** Start The records **
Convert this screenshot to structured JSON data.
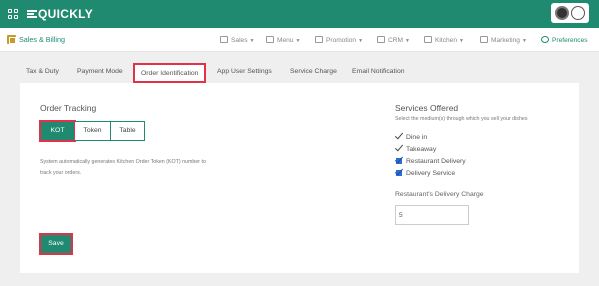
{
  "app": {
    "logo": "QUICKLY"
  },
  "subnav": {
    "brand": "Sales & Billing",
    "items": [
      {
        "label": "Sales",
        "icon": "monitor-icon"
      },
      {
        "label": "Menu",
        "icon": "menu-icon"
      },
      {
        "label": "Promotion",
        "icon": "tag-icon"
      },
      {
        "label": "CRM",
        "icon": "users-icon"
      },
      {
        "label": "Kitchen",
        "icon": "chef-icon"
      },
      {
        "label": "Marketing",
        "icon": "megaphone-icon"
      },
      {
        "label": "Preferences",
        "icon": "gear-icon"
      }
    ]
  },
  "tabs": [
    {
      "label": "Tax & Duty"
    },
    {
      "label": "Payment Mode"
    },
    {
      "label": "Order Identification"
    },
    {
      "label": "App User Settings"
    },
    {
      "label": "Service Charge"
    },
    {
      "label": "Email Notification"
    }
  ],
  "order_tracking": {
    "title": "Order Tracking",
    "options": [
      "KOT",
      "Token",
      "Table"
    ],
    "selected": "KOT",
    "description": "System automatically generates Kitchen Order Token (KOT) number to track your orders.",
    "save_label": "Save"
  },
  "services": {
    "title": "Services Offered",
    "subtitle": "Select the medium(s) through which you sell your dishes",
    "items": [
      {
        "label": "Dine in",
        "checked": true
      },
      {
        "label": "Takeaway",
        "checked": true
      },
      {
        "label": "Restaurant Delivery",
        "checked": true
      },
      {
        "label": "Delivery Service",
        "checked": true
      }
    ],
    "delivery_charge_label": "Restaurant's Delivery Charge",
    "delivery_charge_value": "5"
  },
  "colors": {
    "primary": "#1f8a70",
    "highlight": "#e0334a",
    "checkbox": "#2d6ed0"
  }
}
** End The records **
** Start The records **
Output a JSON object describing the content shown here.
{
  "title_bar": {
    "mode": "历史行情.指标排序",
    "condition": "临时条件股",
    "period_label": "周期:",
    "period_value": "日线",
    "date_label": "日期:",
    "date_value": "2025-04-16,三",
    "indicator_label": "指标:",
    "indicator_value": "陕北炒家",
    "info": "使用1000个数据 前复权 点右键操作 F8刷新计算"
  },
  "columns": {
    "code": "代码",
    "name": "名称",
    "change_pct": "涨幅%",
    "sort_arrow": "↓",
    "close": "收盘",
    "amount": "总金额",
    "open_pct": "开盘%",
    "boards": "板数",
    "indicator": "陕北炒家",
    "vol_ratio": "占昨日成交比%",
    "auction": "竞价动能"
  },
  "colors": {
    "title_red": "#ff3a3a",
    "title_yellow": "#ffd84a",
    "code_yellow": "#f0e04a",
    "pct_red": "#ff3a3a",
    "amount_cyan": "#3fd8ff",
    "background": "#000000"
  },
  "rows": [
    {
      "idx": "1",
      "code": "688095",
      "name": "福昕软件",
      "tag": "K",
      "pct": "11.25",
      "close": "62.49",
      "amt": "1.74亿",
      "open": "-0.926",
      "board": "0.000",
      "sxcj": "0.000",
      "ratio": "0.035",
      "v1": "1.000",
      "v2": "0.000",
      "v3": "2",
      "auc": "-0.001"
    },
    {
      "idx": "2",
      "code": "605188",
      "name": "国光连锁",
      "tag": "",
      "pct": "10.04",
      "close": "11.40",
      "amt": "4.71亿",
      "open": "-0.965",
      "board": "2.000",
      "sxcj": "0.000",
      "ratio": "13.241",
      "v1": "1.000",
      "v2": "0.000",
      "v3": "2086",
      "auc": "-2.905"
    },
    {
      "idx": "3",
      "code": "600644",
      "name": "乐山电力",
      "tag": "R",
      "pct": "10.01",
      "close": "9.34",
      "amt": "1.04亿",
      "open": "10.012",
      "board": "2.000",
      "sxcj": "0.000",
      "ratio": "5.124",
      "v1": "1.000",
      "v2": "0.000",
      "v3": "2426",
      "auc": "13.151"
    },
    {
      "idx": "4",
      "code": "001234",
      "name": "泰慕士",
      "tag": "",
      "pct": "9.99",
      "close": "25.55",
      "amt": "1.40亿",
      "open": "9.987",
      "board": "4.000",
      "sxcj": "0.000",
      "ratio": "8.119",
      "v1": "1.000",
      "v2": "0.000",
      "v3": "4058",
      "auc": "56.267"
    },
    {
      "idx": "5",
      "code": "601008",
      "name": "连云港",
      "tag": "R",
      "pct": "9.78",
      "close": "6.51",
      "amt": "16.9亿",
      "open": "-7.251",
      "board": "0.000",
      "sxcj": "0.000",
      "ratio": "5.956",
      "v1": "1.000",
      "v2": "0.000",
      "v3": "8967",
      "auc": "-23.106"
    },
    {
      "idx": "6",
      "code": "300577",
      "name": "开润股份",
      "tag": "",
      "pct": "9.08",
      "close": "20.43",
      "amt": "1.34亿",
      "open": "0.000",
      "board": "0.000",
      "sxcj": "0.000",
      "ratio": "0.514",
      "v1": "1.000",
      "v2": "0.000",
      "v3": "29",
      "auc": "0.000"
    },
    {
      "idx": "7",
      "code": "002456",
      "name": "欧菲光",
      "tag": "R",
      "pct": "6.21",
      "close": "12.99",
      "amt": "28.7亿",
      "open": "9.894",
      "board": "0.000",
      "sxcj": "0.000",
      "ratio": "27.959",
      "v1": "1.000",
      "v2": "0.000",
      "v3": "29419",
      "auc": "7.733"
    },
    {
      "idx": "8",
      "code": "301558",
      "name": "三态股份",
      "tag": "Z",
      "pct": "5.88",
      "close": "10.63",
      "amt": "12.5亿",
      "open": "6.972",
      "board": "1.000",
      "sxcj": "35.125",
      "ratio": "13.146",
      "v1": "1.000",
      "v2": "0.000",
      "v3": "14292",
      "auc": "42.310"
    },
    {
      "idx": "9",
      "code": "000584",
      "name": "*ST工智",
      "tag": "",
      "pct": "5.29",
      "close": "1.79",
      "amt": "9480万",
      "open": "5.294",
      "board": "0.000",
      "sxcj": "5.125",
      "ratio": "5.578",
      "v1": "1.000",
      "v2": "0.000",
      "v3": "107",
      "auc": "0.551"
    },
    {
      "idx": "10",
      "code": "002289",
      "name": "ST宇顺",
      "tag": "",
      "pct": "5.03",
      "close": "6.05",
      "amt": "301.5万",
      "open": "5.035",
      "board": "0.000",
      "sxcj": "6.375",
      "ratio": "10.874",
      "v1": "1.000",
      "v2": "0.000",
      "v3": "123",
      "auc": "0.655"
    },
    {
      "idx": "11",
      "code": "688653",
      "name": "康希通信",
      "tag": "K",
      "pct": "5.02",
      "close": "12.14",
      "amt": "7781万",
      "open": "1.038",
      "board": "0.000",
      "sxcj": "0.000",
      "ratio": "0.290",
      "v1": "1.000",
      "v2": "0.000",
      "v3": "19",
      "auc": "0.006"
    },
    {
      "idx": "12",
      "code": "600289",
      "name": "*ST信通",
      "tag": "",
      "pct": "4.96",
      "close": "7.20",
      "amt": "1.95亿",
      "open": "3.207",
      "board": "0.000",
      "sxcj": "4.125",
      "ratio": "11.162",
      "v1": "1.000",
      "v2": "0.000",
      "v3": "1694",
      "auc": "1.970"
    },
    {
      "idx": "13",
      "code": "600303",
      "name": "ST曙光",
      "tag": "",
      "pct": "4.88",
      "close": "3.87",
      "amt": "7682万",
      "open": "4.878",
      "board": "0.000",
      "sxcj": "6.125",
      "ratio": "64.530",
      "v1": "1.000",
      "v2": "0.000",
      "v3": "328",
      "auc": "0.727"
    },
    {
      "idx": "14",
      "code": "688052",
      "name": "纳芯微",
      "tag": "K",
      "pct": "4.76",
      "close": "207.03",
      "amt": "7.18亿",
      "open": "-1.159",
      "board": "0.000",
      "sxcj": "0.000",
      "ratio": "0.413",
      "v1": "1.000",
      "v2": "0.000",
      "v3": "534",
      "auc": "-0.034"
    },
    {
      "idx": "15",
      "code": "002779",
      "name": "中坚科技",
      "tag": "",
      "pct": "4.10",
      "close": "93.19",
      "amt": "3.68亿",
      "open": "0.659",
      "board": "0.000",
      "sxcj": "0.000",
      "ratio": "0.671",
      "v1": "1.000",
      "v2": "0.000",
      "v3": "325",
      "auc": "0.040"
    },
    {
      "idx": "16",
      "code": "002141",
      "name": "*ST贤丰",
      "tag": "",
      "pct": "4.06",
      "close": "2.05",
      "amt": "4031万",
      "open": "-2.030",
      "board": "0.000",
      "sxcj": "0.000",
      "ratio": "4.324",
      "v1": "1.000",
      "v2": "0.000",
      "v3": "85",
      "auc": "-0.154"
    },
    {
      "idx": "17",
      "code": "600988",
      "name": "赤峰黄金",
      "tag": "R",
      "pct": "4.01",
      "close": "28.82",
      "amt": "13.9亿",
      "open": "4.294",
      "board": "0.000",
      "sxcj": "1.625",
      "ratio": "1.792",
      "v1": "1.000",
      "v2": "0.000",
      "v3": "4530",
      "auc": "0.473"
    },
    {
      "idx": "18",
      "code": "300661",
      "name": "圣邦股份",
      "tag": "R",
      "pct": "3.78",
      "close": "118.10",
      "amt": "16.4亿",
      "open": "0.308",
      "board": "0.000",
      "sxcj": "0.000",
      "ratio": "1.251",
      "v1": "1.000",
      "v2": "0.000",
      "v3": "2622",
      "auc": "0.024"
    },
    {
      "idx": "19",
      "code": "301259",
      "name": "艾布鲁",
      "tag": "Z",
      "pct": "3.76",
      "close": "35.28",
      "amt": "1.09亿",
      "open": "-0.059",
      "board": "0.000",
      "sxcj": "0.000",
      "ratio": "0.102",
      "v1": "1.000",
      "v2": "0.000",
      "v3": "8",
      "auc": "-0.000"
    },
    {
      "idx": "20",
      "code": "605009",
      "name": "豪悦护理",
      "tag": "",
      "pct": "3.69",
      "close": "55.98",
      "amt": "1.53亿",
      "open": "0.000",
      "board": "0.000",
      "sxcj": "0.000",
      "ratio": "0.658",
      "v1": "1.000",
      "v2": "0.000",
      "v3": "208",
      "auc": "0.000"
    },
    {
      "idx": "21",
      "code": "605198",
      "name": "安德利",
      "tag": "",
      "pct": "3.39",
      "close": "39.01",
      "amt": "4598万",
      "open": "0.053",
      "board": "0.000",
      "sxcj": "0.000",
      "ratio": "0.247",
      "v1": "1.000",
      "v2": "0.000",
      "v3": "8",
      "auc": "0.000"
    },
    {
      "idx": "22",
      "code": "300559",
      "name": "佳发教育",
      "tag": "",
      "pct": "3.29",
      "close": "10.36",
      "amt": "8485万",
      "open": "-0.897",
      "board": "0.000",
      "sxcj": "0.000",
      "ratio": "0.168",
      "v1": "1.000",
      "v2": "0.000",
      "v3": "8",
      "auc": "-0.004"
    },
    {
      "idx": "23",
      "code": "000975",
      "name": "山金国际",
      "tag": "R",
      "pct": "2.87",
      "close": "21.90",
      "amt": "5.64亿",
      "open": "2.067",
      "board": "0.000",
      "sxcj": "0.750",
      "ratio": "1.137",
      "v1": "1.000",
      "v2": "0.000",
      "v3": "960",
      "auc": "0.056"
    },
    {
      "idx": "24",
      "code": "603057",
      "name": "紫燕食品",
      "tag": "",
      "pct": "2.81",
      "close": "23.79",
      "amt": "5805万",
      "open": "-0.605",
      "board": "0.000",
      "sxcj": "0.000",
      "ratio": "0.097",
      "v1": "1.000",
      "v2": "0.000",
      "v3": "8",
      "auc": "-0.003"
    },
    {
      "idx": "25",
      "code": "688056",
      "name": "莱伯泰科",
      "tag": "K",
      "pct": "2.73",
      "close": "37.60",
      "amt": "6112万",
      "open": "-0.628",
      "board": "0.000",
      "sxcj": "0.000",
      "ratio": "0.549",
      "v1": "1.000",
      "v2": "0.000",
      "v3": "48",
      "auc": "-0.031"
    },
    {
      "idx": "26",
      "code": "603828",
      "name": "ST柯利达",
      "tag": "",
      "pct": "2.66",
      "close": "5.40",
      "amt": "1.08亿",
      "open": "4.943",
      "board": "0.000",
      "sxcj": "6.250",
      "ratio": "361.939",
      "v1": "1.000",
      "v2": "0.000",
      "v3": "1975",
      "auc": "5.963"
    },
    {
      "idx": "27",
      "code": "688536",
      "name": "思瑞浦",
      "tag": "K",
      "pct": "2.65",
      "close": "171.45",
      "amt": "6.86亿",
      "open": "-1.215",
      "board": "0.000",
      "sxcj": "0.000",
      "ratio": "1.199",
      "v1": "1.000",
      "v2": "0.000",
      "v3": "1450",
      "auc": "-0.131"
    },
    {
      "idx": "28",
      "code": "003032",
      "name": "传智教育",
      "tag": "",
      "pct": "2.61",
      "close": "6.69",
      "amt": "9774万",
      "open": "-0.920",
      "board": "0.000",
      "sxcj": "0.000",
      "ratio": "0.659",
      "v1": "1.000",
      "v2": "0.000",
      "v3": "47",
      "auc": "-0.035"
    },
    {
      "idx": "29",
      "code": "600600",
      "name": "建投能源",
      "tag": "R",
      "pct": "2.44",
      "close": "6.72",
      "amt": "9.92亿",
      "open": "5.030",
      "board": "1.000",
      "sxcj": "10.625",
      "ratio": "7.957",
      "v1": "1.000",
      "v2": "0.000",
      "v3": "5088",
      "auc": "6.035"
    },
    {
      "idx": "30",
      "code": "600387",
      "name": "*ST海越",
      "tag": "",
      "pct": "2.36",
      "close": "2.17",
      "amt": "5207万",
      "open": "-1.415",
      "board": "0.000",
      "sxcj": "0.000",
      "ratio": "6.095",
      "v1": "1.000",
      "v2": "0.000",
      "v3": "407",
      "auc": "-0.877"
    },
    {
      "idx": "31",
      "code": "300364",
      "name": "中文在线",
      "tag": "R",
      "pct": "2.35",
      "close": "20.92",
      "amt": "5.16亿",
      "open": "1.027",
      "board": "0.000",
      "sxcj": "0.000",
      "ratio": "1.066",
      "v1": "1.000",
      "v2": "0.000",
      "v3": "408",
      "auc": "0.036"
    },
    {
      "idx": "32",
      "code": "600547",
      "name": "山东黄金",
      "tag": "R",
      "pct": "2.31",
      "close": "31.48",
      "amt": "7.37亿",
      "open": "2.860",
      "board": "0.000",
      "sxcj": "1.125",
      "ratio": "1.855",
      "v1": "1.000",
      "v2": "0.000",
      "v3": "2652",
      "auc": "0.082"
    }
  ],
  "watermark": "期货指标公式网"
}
** End The records **
_Short problem_
Identify and copy lines that hold the string "Token".

_Exercise result_
      "Token",
    "description": "System automatically generates Kitchen Order Token (KOT) number to track your orders.",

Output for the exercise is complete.